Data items
+-------+
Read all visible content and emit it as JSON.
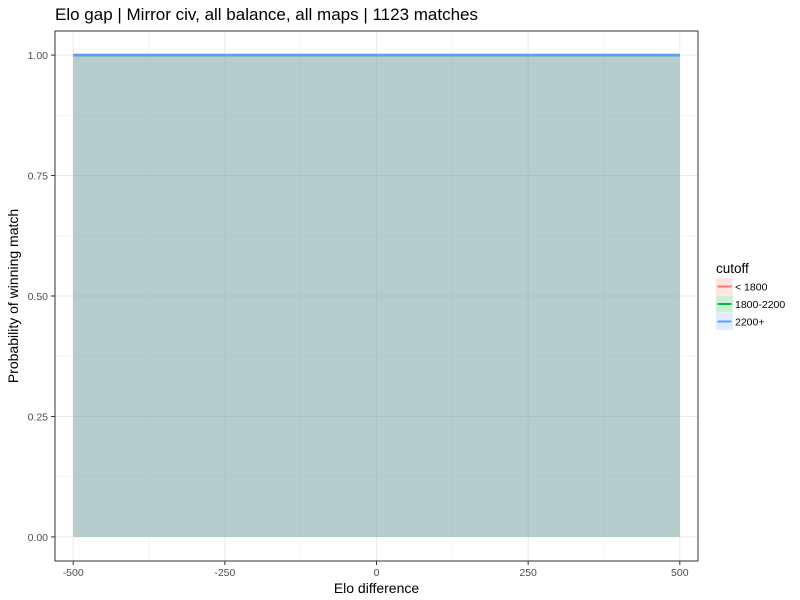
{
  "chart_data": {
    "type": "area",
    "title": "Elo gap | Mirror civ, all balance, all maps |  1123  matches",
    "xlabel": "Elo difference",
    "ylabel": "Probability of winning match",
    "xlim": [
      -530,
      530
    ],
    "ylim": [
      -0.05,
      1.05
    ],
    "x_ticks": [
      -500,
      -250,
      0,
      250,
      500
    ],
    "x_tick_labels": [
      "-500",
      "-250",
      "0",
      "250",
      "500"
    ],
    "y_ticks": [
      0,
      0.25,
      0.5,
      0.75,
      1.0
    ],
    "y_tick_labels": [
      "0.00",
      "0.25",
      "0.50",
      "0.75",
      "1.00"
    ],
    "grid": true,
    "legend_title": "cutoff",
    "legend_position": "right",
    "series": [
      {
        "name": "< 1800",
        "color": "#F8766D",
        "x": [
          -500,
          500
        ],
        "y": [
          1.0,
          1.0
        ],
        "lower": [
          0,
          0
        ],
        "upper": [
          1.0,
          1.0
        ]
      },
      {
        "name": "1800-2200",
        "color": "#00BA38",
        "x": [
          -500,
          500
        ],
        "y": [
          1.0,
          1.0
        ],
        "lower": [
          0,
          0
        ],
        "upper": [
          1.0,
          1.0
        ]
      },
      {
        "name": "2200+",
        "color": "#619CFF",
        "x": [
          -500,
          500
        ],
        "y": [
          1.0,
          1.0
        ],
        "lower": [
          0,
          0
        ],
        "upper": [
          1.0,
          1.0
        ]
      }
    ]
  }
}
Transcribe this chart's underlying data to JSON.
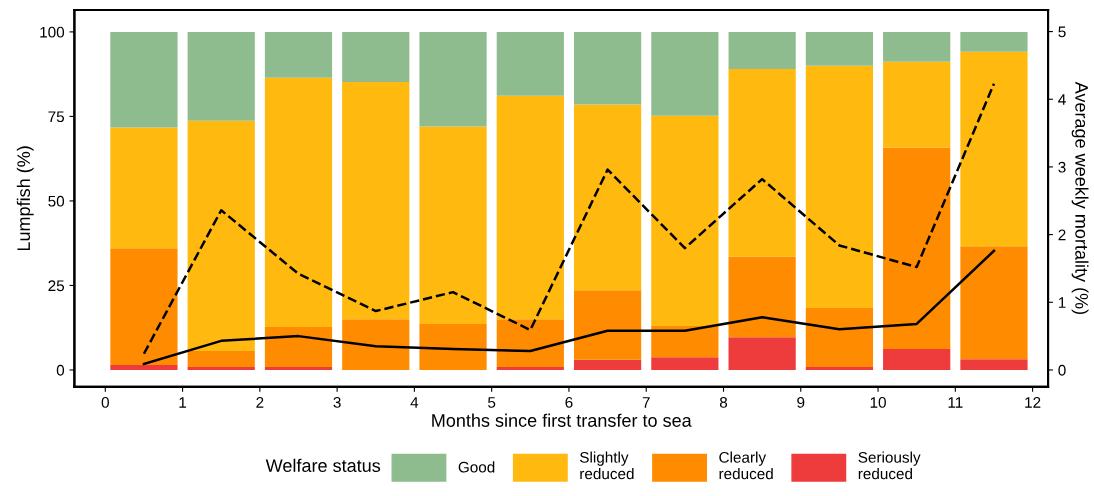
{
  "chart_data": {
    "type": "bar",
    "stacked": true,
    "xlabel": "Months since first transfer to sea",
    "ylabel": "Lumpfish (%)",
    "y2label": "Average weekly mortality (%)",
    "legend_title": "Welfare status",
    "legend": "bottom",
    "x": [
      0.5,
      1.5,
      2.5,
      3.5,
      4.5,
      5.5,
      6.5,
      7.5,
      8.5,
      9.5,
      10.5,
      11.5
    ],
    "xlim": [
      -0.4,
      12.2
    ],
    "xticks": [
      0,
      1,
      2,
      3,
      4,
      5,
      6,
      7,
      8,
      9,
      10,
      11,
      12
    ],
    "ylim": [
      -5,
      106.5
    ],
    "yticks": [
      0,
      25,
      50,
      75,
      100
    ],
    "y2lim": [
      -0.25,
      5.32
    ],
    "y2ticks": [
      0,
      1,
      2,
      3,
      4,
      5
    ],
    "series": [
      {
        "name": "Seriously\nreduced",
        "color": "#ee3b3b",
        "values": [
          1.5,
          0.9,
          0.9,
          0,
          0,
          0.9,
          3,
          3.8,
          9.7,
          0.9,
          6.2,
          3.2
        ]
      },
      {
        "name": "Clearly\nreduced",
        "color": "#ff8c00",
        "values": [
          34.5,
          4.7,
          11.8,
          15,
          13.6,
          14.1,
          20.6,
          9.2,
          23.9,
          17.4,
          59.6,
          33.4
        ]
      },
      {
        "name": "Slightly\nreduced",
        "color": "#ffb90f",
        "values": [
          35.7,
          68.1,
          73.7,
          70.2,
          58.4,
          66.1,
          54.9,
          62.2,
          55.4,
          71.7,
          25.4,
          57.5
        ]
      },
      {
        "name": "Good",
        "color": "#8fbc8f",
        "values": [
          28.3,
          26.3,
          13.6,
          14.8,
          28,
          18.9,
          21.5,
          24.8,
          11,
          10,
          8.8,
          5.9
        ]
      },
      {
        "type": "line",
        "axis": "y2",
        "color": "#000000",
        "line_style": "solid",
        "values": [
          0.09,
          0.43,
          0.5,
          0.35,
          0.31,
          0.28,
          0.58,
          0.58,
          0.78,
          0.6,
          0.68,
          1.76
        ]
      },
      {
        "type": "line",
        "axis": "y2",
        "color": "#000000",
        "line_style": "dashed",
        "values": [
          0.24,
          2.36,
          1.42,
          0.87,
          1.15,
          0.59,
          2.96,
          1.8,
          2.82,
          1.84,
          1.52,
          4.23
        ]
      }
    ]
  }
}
+-------+
Which lines contain "type"? Copy each of them.

    "type": "area",
    "type": "bar",
        "type": "line",
        "type": "line",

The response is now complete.